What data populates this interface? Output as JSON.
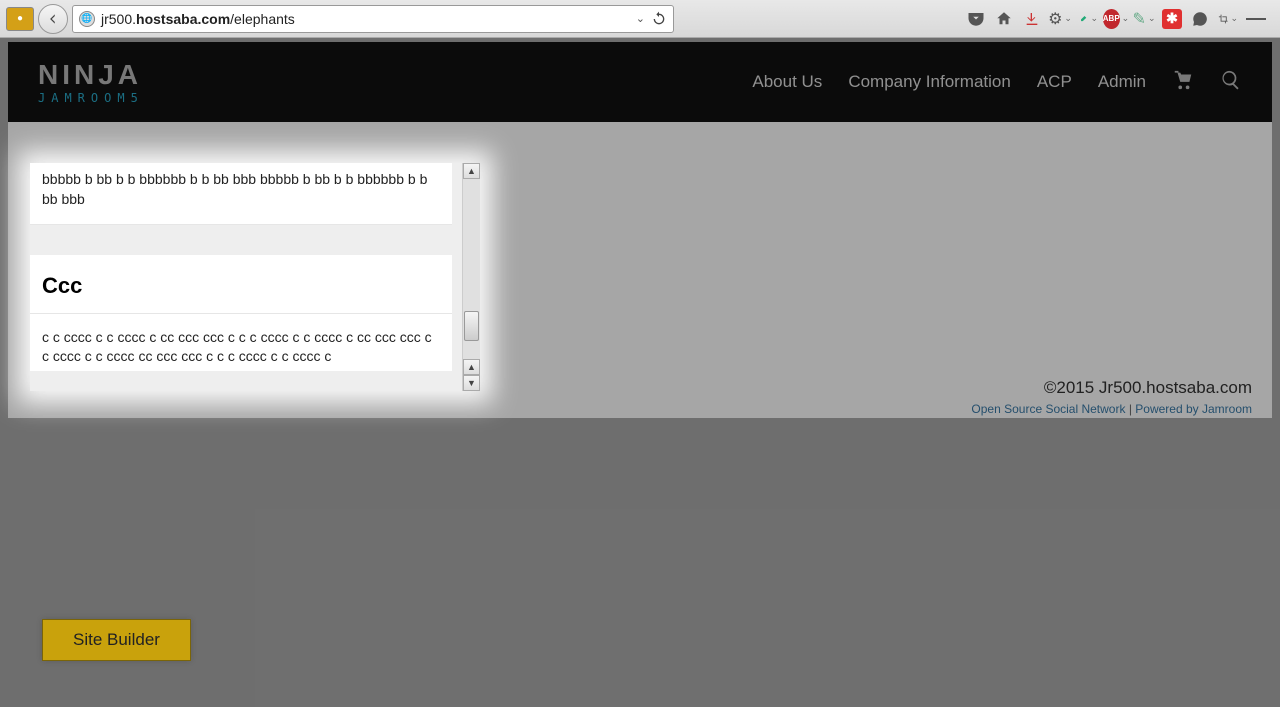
{
  "browser": {
    "url_pre": "jr500.",
    "url_host": "hostsaba.com",
    "url_path": "/elephants"
  },
  "header": {
    "logo_top": "NINJA",
    "logo_sub": "JAMROOM5",
    "nav": {
      "about": "About Us",
      "company": "Company Information",
      "acp": "ACP",
      "admin": "Admin"
    }
  },
  "panel": {
    "b_text": "bbbbb b bb b  b bbbbbb b b bb bbb bbbbb b bb b  b bbbbbb b b bb bbb",
    "ccc_title": "Ccc",
    "c_text": " c c cccc c c cccc c cc ccc ccc c c c cccc c c cccc c cc ccc ccc c c cccc c c cccc cc ccc ccc c c c cccc c c cccc c"
  },
  "footer": {
    "copyright": "©2015 Jr500.hostsaba.com",
    "oss": "Open Source Social Network",
    "sep": " | ",
    "powered": "Powered by Jamroom"
  },
  "site_builder_label": "Site Builder"
}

================================

> _Instructions for the task_
Repeat each record exactly, with the pictures left out.

> _Written answer_
What data populates this interface? Output as JSON.
{
  "browser": {
    "url_pre": "jr500.",
    "url_host": "hostsaba.com",
    "url_path": "/elephants"
  },
  "header": {
    "logo_top": "NINJA",
    "logo_sub": "JAMROOM5",
    "nav": {
      "about": "About Us",
      "company": "Company Information",
      "acp": "ACP",
      "admin": "Admin"
    }
  },
  "panel": {
    "b_text": "bbbbb b bb b  b bbbbbb b b bb bbb bbbbb b bb b  b bbbbbb b b bb bbb",
    "ccc_title": "Ccc",
    "c_text": " c c cccc c c cccc c cc ccc ccc c c c cccc c c cccc c cc ccc ccc c c cccc c c cccc cc ccc ccc c c c cccc c c cccc c"
  },
  "footer": {
    "copyright": "©2015 Jr500.hostsaba.com",
    "oss": "Open Source Social Network",
    "sep": " | ",
    "powered": "Powered by Jamroom"
  },
  "site_builder_label": "Site Builder"
}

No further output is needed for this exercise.